> _EXERCISE AIM_: Omit the pictures, then reproduce every remaining record exactly.

> _DATASET RECORDS_:
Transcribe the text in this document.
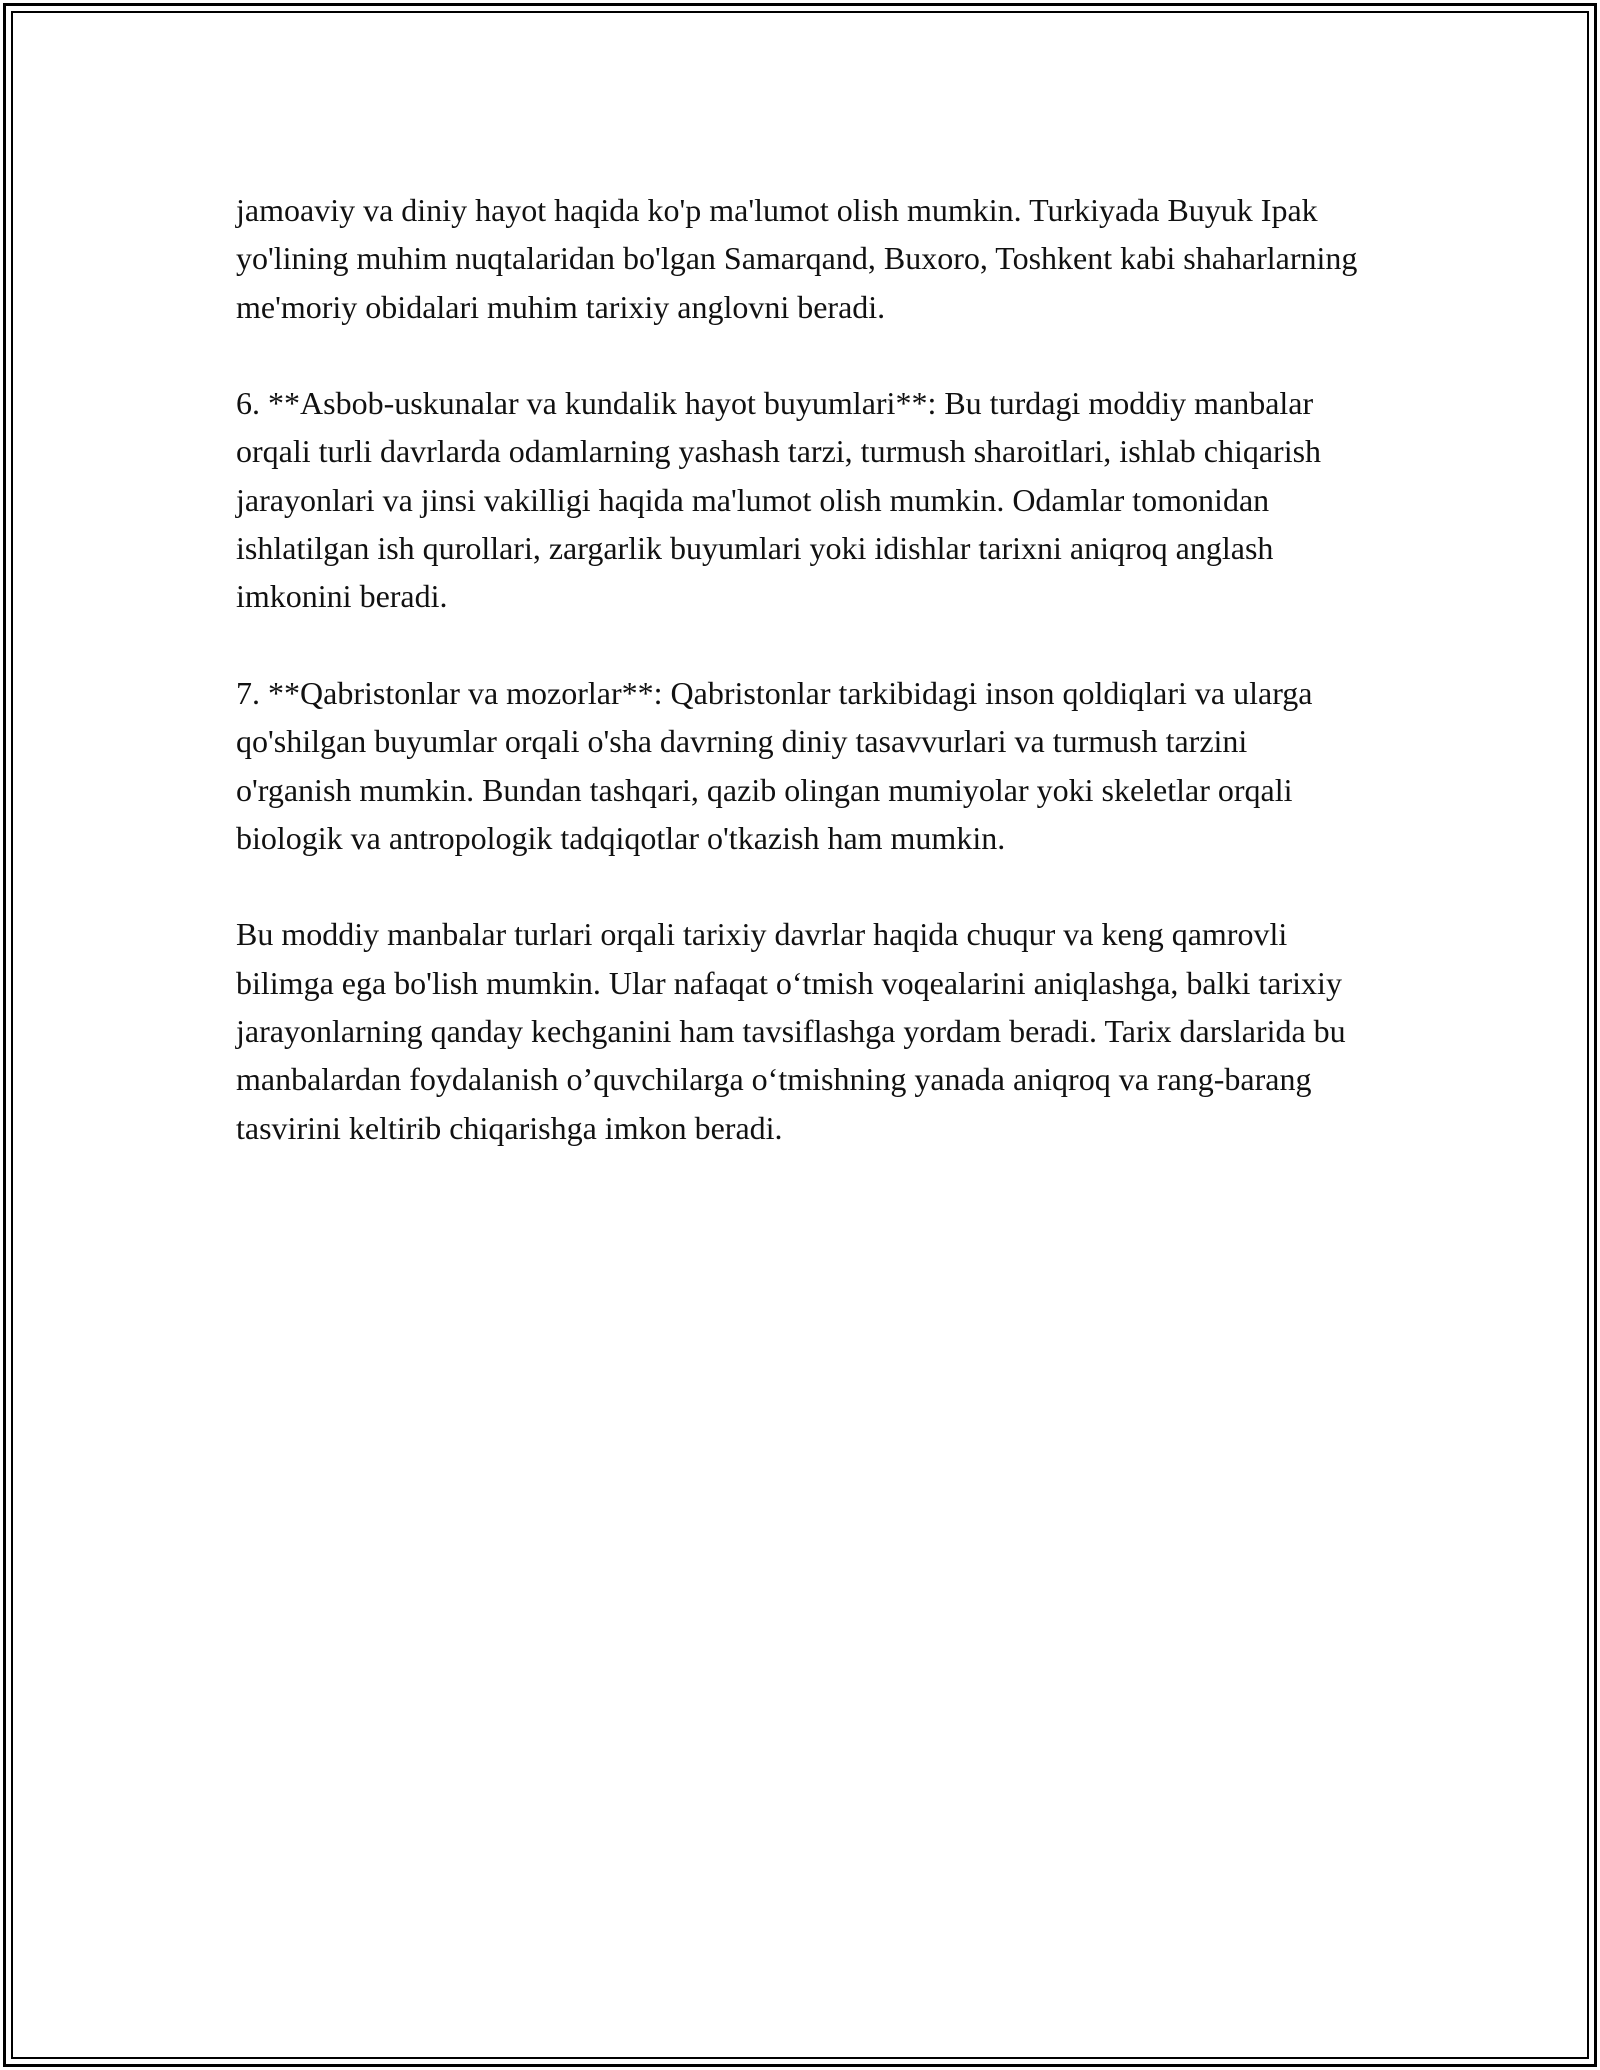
jamoaviy va diniy hayot haqida ko'p ma'lumot olish mumkin. Turkiyada Buyuk Ipak yo'lining muhim nuqtalaridan bo'lgan Samarqand, Buxoro, Toshkent kabi shaharlarning me'moriy obidalari muhim tarixiy anglovni beradi.

6. **Asbob-uskunalar va kundalik hayot buyumlari**: Bu turdagi moddiy manbalar orqali turli davrlarda odamlarning yashash tarzi, turmush sharoitlari, ishlab chiqarish jarayonlari va jinsi vakilligi haqida ma'lumot olish mumkin. Odamlar tomonidan ishlatilgan ish qurollari, zargarlik buyumlari yoki idishlar tarixni aniqroq anglash imkonini beradi.

7. **Qabristonlar va mozorlar**: Qabristonlar tarkibidagi inson qoldiqlari va ularga qo'shilgan buyumlar orqali o'sha davrning diniy tasavvurlari va turmush tarzini o'rganish mumkin. Bundan tashqari, qazib olingan mumiyolar yoki skeletlar orqali biologik va antropologik tadqiqotlar o'tkazish ham mumkin.

Bu moddiy manbalar turlari orqali tarixiy davrlar haqida chuqur va keng qamrovli bilimga ega bo'lish mumkin. Ular nafaqat o‘tmish voqealarini aniqlashga, balki tarixiy jarayonlarning qanday kechganini ham tavsiflashga yordam beradi. Tarix darslarida bu manbalardan foydalanish o’quvchilarga o‘tmishning yanada aniqroq va rang-barang tasvirini keltirib chiqarishga imkon beradi.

> _SOLUTION TO THE EXERCISE_:
Transcribe the text in this document.
jamoaviy va diniy hayot haqida ko'p ma'lumot olish mumkin. Turkiyada Buyuk Ipak yo'lining muhim nuqtalaridan bo'lgan Samarqand, Buxoro, Toshkent kabi shaharlarning me'moriy obidalari muhim tarixiy anglovni beradi.

6. **Asbob-uskunalar va kundalik hayot buyumlari**: Bu turdagi moddiy manbalar orqali turli davrlarda odamlarning yashash tarzi, turmush sharoitlari, ishlab chiqarish jarayonlari va jinsi vakilligi haqida ma'lumot olish mumkin. Odamlar tomonidan ishlatilgan ish qurollari, zargarlik buyumlari yoki idishlar tarixni aniqroq anglash imkonini beradi.

7. **Qabristonlar va mozorlar**: Qabristonlar tarkibidagi inson qoldiqlari va ularga qo'shilgan buyumlar orqali o'sha davrning diniy tasavvurlari va turmush tarzini o'rganish mumkin. Bundan tashqari, qazib olingan mumiyolar yoki skeletlar orqali biologik va antropologik tadqiqotlar o'tkazish ham mumkin.

Bu moddiy manbalar turlari orqali tarixiy davrlar haqida chuqur va keng qamrovli bilimga ega bo'lish mumkin. Ular nafaqat o‘tmish voqealarini aniqlashga, balki tarixiy jarayonlarning qanday kechganini ham tavsiflashga yordam beradi. Tarix darslarida bu manbalardan foydalanish o’quvchilarga o‘tmishning yanada aniqroq va rang-barang tasvirini keltirib chiqarishga imkon beradi.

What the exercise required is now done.